------ Entries provided ------

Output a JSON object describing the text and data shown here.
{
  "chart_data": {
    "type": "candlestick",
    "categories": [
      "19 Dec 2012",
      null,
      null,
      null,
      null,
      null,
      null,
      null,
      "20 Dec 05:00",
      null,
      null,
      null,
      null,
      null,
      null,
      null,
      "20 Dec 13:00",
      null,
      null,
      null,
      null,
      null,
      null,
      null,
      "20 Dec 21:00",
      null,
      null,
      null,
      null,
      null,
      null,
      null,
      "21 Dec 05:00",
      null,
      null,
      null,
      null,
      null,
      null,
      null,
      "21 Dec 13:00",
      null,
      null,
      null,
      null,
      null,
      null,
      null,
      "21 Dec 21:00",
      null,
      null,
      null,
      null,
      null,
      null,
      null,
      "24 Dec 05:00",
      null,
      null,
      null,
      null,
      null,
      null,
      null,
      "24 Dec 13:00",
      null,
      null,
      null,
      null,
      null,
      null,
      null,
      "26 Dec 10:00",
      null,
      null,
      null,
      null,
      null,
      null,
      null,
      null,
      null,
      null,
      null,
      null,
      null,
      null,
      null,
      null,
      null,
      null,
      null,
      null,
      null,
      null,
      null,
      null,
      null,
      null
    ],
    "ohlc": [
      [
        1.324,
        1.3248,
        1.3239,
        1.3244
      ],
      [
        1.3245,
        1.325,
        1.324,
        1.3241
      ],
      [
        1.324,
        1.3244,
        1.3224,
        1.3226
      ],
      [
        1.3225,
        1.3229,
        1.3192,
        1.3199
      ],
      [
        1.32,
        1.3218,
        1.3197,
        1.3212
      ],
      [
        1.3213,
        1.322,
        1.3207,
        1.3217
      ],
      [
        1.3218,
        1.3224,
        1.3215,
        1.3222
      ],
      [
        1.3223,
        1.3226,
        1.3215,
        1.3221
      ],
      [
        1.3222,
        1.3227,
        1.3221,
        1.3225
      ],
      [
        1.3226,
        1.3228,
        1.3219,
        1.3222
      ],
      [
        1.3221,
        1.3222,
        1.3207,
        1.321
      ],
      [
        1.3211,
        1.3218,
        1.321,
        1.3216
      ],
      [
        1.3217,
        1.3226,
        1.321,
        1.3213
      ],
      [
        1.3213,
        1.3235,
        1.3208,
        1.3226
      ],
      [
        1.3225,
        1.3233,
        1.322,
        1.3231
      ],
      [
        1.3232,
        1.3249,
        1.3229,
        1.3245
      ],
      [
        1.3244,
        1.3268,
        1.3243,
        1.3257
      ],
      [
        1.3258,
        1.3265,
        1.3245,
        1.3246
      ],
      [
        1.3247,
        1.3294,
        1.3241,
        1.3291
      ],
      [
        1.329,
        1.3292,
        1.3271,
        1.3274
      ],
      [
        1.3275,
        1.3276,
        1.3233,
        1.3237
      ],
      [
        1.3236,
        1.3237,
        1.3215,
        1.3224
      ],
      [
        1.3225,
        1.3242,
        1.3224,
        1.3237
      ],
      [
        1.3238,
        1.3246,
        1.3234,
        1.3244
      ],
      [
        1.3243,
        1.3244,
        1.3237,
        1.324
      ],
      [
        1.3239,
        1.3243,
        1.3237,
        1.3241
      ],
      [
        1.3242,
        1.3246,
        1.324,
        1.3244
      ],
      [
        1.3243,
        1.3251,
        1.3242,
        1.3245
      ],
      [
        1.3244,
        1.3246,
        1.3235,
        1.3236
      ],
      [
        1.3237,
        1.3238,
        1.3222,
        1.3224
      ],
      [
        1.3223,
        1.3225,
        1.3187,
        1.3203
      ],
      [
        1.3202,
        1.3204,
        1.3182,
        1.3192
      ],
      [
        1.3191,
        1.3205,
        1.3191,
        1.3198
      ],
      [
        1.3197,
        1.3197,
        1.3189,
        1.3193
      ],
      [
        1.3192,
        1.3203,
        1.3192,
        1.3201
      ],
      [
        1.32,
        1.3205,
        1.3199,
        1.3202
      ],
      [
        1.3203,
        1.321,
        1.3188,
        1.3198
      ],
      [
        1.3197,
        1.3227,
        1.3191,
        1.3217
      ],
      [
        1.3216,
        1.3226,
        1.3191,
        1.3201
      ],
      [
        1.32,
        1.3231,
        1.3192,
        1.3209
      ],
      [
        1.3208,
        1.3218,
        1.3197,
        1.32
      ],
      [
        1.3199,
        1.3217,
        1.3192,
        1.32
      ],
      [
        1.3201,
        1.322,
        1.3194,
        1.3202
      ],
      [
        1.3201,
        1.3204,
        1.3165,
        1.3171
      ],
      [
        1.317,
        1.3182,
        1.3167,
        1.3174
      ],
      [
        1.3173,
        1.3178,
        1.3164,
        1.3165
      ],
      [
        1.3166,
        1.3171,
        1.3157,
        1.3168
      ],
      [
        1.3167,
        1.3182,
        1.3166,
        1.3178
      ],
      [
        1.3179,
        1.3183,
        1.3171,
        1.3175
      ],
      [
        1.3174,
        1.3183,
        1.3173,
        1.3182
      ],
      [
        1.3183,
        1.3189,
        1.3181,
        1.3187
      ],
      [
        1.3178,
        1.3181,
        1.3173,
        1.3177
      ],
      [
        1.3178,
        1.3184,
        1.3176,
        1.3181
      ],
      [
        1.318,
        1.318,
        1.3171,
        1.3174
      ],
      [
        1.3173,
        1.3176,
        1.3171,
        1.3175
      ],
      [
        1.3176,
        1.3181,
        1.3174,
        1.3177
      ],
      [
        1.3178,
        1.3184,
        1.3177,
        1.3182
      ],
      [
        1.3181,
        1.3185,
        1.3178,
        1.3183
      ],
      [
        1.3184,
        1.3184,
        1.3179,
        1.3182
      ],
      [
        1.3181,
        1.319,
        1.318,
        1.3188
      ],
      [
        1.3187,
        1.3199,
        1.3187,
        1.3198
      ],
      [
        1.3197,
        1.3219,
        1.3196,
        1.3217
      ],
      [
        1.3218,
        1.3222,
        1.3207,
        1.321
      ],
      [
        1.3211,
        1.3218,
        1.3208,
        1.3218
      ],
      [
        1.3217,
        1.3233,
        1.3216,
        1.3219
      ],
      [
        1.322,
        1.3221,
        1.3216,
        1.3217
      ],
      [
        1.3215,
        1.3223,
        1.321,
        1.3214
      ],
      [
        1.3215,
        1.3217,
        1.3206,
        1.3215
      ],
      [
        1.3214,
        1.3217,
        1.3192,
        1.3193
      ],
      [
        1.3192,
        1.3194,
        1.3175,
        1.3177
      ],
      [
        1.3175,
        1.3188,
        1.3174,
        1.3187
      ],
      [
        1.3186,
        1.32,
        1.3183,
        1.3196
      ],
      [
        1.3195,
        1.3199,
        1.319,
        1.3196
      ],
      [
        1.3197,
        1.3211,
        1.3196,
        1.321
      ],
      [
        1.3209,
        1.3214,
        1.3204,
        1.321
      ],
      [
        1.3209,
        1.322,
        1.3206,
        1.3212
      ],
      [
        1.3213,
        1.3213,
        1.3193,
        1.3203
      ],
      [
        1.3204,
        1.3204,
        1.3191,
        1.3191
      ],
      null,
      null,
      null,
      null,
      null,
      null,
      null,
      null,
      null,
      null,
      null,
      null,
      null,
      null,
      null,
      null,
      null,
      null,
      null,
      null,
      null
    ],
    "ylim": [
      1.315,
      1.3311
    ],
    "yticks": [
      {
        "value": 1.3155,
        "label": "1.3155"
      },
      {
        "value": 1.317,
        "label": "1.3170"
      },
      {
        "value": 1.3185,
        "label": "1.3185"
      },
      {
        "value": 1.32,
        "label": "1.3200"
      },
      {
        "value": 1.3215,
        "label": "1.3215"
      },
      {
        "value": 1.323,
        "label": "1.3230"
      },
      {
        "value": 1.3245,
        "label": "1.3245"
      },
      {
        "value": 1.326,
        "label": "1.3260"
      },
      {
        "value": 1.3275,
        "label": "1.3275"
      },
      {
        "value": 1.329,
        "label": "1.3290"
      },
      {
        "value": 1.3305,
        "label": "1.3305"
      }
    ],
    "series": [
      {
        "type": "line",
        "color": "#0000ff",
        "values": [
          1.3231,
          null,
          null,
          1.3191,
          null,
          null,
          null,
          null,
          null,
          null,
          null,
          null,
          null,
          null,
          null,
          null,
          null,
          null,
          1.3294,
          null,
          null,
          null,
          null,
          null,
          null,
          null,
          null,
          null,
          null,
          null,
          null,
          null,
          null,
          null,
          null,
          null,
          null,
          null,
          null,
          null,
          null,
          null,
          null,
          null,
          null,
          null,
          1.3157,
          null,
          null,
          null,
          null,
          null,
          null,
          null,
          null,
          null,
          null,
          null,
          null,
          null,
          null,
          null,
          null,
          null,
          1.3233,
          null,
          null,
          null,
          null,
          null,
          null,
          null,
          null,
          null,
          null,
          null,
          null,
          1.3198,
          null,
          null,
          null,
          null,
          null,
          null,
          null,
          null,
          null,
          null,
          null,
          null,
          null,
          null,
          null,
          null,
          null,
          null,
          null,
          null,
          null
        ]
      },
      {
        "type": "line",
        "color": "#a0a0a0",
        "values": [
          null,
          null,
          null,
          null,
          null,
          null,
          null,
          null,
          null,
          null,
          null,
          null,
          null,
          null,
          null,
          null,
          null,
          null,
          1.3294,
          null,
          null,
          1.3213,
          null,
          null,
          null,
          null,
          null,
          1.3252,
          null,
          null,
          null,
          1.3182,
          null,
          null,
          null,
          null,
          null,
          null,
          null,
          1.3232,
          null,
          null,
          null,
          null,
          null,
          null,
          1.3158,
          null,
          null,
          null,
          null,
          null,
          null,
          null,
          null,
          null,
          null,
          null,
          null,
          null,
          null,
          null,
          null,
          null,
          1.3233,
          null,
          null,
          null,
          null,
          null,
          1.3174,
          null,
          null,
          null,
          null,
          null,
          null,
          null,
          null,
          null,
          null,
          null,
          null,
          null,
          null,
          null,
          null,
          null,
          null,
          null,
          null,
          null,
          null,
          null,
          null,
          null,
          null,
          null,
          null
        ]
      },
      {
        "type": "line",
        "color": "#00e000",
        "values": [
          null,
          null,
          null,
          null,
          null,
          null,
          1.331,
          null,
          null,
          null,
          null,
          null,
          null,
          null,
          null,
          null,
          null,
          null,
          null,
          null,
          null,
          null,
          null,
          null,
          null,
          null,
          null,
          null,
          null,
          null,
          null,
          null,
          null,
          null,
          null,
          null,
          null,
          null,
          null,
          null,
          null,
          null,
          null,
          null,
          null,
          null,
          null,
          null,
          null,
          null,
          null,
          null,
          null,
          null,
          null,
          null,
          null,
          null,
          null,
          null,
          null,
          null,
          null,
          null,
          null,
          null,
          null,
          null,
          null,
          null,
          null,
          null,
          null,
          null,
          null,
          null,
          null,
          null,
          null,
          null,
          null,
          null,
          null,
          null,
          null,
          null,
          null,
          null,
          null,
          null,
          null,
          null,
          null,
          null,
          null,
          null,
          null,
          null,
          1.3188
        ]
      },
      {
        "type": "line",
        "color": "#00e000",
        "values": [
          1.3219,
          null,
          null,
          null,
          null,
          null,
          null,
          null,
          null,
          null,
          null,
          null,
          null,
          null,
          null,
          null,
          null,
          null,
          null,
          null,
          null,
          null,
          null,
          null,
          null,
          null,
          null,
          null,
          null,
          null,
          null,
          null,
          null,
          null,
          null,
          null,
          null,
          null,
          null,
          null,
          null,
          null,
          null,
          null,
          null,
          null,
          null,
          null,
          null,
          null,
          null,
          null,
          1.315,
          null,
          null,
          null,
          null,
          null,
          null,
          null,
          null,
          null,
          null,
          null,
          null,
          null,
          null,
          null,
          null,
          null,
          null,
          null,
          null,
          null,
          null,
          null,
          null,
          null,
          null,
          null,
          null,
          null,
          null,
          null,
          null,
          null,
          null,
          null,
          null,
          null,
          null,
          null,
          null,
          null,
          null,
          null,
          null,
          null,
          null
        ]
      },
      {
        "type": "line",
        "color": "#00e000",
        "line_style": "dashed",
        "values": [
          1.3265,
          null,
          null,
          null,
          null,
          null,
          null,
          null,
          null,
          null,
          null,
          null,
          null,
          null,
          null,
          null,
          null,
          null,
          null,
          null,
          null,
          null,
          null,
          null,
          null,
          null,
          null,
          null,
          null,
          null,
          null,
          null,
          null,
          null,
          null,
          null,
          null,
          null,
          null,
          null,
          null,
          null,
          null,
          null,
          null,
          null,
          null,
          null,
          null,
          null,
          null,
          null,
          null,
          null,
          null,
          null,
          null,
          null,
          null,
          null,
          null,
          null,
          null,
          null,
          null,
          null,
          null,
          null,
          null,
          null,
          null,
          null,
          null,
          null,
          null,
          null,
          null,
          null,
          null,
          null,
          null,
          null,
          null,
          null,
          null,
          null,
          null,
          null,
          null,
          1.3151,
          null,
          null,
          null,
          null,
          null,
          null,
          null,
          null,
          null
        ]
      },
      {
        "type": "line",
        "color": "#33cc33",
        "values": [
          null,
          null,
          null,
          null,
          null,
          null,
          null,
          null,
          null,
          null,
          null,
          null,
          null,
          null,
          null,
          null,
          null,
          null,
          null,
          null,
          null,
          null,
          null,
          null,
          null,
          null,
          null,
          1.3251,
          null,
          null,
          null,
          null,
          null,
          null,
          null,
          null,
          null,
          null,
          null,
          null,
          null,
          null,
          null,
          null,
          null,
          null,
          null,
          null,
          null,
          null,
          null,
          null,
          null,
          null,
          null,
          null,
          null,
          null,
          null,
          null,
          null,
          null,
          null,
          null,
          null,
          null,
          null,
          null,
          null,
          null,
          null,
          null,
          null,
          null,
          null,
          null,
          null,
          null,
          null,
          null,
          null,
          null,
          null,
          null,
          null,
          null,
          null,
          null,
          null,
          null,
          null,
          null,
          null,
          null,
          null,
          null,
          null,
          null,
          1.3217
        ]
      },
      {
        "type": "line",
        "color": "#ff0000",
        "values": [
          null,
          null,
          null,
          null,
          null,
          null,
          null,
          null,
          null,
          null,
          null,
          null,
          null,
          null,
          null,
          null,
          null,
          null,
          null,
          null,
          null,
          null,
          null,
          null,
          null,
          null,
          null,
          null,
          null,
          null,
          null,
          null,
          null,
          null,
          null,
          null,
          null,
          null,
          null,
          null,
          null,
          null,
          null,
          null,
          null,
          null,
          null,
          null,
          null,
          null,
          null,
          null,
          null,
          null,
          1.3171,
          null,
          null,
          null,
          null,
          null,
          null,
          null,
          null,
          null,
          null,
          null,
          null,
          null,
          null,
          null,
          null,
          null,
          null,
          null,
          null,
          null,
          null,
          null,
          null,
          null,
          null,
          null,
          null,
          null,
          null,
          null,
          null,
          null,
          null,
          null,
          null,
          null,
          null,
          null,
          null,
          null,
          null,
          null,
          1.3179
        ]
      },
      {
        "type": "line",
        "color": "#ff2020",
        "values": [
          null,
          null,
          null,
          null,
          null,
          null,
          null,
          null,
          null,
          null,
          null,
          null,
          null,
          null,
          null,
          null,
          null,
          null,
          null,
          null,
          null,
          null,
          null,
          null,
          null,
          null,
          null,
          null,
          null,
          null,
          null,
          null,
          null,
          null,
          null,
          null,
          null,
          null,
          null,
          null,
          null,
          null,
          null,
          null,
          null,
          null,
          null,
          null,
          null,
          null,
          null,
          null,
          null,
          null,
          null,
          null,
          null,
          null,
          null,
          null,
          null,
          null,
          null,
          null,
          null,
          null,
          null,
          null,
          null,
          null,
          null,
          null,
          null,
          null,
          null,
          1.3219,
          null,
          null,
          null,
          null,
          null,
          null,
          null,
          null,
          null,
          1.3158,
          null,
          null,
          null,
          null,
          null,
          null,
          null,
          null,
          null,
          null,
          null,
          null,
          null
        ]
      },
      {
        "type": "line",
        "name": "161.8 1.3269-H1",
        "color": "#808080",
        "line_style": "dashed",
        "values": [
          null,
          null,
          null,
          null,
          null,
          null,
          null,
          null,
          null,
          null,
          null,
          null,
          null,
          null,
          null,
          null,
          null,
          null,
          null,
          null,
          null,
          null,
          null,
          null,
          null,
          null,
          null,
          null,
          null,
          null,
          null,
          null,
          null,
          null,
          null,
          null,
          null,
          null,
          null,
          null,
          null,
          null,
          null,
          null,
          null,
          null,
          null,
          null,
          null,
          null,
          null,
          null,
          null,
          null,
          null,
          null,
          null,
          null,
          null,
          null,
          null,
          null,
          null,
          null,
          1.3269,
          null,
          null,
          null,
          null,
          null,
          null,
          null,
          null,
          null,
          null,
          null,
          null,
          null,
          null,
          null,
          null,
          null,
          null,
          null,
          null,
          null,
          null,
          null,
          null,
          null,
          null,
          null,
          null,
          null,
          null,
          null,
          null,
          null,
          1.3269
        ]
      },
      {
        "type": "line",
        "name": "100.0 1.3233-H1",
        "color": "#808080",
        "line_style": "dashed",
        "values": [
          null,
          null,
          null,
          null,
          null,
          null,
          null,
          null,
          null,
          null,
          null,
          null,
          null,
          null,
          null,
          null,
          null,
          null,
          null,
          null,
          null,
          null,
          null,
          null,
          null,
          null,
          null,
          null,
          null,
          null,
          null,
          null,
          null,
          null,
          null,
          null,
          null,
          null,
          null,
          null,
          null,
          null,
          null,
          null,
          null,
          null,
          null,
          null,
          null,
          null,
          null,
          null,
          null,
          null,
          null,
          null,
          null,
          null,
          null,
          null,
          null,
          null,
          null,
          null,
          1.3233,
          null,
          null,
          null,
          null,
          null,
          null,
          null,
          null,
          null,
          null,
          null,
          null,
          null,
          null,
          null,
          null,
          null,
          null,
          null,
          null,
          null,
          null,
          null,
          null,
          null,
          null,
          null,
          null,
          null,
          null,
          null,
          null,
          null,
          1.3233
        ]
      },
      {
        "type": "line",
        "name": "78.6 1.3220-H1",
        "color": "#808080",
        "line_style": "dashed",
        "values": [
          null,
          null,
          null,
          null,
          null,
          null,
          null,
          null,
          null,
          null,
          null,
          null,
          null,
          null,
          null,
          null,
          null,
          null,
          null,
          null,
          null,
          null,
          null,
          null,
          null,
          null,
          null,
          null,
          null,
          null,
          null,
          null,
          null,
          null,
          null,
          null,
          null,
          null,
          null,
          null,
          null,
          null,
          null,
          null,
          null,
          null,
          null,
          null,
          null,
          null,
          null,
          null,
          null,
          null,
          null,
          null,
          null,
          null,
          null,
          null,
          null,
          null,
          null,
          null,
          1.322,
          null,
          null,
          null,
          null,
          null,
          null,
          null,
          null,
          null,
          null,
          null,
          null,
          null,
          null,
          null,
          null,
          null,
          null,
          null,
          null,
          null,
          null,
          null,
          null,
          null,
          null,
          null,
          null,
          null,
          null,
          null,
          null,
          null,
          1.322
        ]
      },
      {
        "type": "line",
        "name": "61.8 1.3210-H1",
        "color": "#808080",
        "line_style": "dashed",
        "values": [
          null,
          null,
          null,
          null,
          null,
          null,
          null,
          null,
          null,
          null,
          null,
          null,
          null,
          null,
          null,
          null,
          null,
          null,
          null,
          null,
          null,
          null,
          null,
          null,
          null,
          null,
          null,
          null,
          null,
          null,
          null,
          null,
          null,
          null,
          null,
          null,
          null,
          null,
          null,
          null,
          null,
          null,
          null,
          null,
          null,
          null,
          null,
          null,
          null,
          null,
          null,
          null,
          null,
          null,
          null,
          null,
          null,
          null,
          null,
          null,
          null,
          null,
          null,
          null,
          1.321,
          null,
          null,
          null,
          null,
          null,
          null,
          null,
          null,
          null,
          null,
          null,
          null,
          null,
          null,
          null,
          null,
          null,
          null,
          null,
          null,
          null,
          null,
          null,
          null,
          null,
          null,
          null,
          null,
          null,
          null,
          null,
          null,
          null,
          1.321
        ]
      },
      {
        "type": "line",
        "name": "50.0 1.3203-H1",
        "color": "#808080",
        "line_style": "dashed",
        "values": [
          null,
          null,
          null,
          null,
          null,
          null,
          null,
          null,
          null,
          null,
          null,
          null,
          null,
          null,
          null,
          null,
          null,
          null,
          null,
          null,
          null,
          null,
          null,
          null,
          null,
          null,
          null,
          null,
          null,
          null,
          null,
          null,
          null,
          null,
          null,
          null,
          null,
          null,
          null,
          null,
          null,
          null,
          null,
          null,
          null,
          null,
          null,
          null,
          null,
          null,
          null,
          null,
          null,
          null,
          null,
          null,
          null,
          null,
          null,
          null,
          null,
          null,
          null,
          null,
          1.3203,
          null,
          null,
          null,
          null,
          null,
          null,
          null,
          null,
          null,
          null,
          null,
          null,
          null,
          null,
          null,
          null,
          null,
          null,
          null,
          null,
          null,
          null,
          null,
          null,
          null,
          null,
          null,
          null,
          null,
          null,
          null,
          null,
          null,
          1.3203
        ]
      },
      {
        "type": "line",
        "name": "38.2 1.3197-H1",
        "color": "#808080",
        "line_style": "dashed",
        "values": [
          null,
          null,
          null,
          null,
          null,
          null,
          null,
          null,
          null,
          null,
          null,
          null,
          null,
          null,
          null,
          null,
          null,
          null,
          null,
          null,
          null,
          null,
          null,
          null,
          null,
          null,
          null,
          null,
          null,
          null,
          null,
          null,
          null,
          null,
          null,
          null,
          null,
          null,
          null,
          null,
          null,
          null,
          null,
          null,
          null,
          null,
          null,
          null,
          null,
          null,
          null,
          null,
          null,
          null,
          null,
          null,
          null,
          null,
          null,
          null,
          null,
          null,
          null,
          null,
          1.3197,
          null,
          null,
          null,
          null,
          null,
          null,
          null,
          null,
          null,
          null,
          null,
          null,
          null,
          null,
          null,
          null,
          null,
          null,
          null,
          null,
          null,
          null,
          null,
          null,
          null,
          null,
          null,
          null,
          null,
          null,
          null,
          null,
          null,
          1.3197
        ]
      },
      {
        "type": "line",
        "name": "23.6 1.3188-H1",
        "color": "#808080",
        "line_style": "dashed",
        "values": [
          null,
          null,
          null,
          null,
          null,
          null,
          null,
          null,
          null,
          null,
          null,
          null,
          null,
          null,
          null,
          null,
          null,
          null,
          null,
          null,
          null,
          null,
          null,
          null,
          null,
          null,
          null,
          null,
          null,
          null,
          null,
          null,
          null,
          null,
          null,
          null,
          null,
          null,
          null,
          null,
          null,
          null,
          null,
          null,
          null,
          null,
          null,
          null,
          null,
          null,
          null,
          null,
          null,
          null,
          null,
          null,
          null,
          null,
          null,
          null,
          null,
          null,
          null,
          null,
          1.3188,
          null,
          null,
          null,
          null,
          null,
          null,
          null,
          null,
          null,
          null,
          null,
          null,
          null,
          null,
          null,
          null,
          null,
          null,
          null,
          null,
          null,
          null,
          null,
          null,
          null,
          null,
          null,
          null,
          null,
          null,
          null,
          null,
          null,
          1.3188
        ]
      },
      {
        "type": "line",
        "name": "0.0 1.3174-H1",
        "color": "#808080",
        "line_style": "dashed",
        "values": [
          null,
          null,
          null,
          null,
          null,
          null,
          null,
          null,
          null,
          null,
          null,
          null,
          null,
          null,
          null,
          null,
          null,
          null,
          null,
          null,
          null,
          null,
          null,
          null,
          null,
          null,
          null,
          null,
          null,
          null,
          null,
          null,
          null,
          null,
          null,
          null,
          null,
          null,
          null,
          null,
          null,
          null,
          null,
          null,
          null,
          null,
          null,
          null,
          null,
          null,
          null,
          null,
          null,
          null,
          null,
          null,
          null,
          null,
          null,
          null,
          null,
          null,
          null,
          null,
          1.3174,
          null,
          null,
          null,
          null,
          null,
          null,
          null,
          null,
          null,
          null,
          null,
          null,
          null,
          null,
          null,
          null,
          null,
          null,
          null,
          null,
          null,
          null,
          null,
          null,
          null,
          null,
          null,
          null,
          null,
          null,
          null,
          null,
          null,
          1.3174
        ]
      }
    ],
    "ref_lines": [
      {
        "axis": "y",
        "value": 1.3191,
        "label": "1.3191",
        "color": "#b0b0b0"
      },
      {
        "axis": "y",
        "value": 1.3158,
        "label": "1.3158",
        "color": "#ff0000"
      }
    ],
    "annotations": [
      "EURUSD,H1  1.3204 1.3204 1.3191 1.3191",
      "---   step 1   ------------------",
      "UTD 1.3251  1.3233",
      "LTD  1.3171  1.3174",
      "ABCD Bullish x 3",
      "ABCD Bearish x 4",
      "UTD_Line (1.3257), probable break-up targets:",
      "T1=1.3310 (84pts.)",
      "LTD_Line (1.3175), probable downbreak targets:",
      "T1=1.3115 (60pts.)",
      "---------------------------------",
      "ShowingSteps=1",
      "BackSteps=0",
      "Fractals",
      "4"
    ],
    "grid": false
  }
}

------

Each line that holds the word "targets" is to be copied.

Response:
      "UTD_Line (1.3257), probable break-up targets:",
      "LTD_Line (1.3175), probable downbreak targets:",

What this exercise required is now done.